* WRITTEN EXERCISE
Write the records below out again exactly as given, with no images.

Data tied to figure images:

################

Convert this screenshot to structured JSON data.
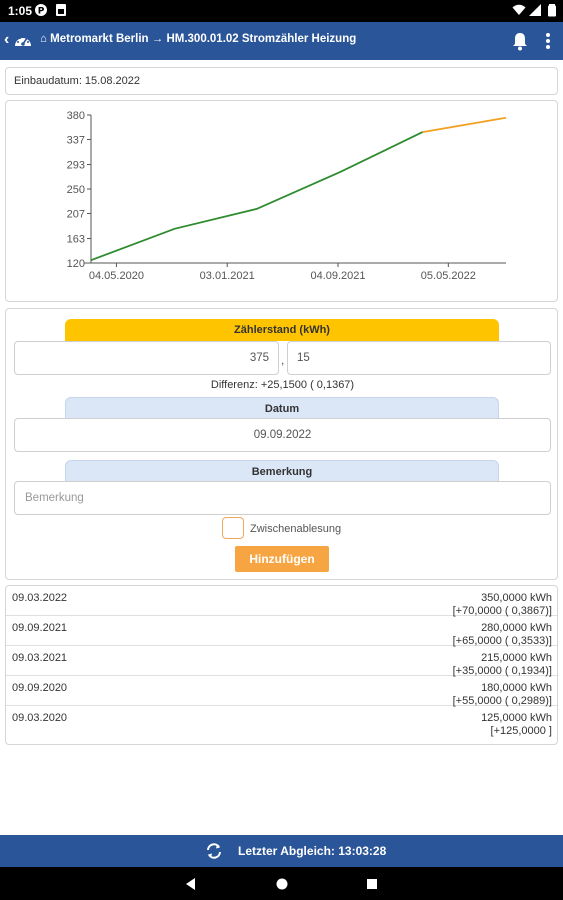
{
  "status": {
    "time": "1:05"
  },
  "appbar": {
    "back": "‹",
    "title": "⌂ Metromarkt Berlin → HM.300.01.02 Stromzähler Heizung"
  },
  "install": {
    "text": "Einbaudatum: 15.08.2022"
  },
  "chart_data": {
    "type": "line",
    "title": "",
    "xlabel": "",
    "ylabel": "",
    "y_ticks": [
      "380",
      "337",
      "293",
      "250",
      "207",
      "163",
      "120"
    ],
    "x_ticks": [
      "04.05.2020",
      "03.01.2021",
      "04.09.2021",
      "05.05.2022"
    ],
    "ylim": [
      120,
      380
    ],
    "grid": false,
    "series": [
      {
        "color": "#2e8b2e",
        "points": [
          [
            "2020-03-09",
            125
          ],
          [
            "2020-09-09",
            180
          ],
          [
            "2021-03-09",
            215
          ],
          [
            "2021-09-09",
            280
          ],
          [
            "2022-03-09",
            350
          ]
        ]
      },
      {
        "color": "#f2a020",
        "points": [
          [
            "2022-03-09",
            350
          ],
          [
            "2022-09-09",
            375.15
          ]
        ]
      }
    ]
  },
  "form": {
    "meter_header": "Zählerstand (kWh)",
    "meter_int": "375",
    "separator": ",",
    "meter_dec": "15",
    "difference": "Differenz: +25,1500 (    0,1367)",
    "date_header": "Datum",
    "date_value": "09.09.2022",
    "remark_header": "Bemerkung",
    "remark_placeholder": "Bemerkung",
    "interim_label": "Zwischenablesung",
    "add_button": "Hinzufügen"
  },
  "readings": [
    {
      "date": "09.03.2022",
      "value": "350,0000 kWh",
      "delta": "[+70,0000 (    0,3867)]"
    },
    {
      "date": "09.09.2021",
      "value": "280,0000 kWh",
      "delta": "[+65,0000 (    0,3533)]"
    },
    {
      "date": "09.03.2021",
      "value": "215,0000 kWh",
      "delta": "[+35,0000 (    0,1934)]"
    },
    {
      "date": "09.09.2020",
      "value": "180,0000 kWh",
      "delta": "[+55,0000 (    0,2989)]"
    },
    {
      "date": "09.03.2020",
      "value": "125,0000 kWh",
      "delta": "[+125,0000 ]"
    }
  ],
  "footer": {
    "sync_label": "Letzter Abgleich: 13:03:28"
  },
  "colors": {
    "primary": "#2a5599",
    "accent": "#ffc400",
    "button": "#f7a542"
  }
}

################

* SOLUTION
Convert this screenshot to structured JSON data.
{
  "status": {
    "time": "1:05"
  },
  "appbar": {
    "back": "‹",
    "title": "⌂ Metromarkt Berlin → HM.300.01.02 Stromzähler Heizung"
  },
  "install": {
    "text": "Einbaudatum: 15.08.2022"
  },
  "chart_data": {
    "type": "line",
    "title": "",
    "xlabel": "",
    "ylabel": "",
    "y_ticks": [
      "380",
      "337",
      "293",
      "250",
      "207",
      "163",
      "120"
    ],
    "x_ticks": [
      "04.05.2020",
      "03.01.2021",
      "04.09.2021",
      "05.05.2022"
    ],
    "ylim": [
      120,
      380
    ],
    "grid": false,
    "series": [
      {
        "color": "#2e8b2e",
        "points": [
          [
            "2020-03-09",
            125
          ],
          [
            "2020-09-09",
            180
          ],
          [
            "2021-03-09",
            215
          ],
          [
            "2021-09-09",
            280
          ],
          [
            "2022-03-09",
            350
          ]
        ]
      },
      {
        "color": "#f2a020",
        "points": [
          [
            "2022-03-09",
            350
          ],
          [
            "2022-09-09",
            375.15
          ]
        ]
      }
    ]
  },
  "form": {
    "meter_header": "Zählerstand (kWh)",
    "meter_int": "375",
    "separator": ",",
    "meter_dec": "15",
    "difference": "Differenz: +25,1500 (    0,1367)",
    "date_header": "Datum",
    "date_value": "09.09.2022",
    "remark_header": "Bemerkung",
    "remark_placeholder": "Bemerkung",
    "interim_label": "Zwischenablesung",
    "add_button": "Hinzufügen"
  },
  "readings": [
    {
      "date": "09.03.2022",
      "value": "350,0000 kWh",
      "delta": "[+70,0000 (    0,3867)]"
    },
    {
      "date": "09.09.2021",
      "value": "280,0000 kWh",
      "delta": "[+65,0000 (    0,3533)]"
    },
    {
      "date": "09.03.2021",
      "value": "215,0000 kWh",
      "delta": "[+35,0000 (    0,1934)]"
    },
    {
      "date": "09.09.2020",
      "value": "180,0000 kWh",
      "delta": "[+55,0000 (    0,2989)]"
    },
    {
      "date": "09.03.2020",
      "value": "125,0000 kWh",
      "delta": "[+125,0000 ]"
    }
  ],
  "footer": {
    "sync_label": "Letzter Abgleich: 13:03:28"
  },
  "colors": {
    "primary": "#2a5599",
    "accent": "#ffc400",
    "button": "#f7a542"
  }
}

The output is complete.